# [PROBLEM REQUIREMENTS]
In the listing below, pick out lines with "الاستثناء".

# [PROVIDED MATERIAL]
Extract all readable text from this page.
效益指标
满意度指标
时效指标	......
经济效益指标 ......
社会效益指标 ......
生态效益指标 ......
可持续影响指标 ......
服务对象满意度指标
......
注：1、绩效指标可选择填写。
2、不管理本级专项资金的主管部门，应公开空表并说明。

...

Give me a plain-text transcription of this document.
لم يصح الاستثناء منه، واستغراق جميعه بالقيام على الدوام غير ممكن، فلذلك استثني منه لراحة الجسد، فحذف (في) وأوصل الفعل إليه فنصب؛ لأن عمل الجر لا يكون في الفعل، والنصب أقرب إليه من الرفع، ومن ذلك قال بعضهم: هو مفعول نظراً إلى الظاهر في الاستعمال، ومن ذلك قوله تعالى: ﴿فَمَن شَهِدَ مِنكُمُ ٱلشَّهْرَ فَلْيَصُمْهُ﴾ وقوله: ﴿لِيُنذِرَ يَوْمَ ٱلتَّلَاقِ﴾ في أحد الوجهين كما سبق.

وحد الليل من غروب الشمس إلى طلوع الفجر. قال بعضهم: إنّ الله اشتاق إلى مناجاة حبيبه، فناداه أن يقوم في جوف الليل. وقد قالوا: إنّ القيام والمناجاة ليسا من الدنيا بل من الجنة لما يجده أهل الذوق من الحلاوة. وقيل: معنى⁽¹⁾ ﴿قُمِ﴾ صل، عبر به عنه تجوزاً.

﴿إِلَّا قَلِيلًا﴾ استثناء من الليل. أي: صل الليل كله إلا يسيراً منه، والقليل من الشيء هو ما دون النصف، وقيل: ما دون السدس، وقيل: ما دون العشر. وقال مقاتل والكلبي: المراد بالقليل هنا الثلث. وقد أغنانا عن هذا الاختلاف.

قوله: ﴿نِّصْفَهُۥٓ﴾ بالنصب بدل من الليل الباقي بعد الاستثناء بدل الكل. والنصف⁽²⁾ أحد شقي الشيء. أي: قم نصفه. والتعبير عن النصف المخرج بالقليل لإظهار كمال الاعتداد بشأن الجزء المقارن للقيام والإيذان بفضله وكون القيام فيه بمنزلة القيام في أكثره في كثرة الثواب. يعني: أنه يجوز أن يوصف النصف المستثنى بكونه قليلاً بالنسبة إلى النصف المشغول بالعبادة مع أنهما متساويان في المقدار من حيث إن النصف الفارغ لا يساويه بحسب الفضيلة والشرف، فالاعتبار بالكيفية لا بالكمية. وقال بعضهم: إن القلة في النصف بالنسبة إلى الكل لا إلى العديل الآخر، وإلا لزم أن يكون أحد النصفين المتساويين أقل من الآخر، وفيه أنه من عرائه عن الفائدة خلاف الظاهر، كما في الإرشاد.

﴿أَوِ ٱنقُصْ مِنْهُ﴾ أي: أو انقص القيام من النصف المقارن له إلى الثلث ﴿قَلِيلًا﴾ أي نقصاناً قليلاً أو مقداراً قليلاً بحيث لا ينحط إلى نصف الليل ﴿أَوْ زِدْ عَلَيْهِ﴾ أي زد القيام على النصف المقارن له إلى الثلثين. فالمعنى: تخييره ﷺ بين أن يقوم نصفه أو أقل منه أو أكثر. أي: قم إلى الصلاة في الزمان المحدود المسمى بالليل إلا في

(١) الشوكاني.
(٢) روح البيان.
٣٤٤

# [OUTPUT FOR THIS TASK]
لم يصح الاستثناء منه، واستغراق جميعه بالقيام على الدوام غير ممكن، فلذلك استثني منه لراحة الجسد، فحذف (في) وأوصل الفعل إليه فنصب؛ لأن عمل الجر لا يكون في الفعل، والنصب أقرب إليه من الرفع، ومن ذلك قال بعضهم: هو مفعول نظراً إلى الظاهر في الاستعمال، ومن ذلك قوله تعالى: ﴿فَمَن شَهِدَ مِنكُمُ ٱلشَّهْرَ فَلْيَصُمْهُ﴾ وقوله: ﴿لِيُنذِرَ يَوْمَ ٱلتَّلَاقِ﴾ في أحد الوجهين كما سبق.
قوله: ﴿نِّصْفَهُۥٓ﴾ بالنصب بدل من الليل الباقي بعد الاستثناء بدل الكل. والنصف⁽²⁾ أحد شقي الشيء. أي: قم نصفه. والتعبير عن النصف المخرج بالقليل لإظهار كمال الاعتداد بشأن الجزء المقارن للقيام والإيذان بفضله وكون القيام فيه بمنزلة القيام في أكثره في كثرة الثواب. يعني: أنه يجوز أن يوصف النصف المستثنى بكونه قليلاً بالنسبة إلى النصف المشغول بالعبادة مع أنهما متساويان في المقدار من حيث إن النصف الفارغ لا يساويه بحسب الفضيلة والشرف، فالاعتبار بالكيفية لا بالكمية. وقال بعضهم: إن القلة في النصف بالنسبة إلى الكل لا إلى العديل الآخر، وإلا لزم أن يكون أحد النصفين المتساويين أقل من الآخر، وفيه أنه من عرائه عن الفائدة خلاف الظاهر، كما في الإرشاد.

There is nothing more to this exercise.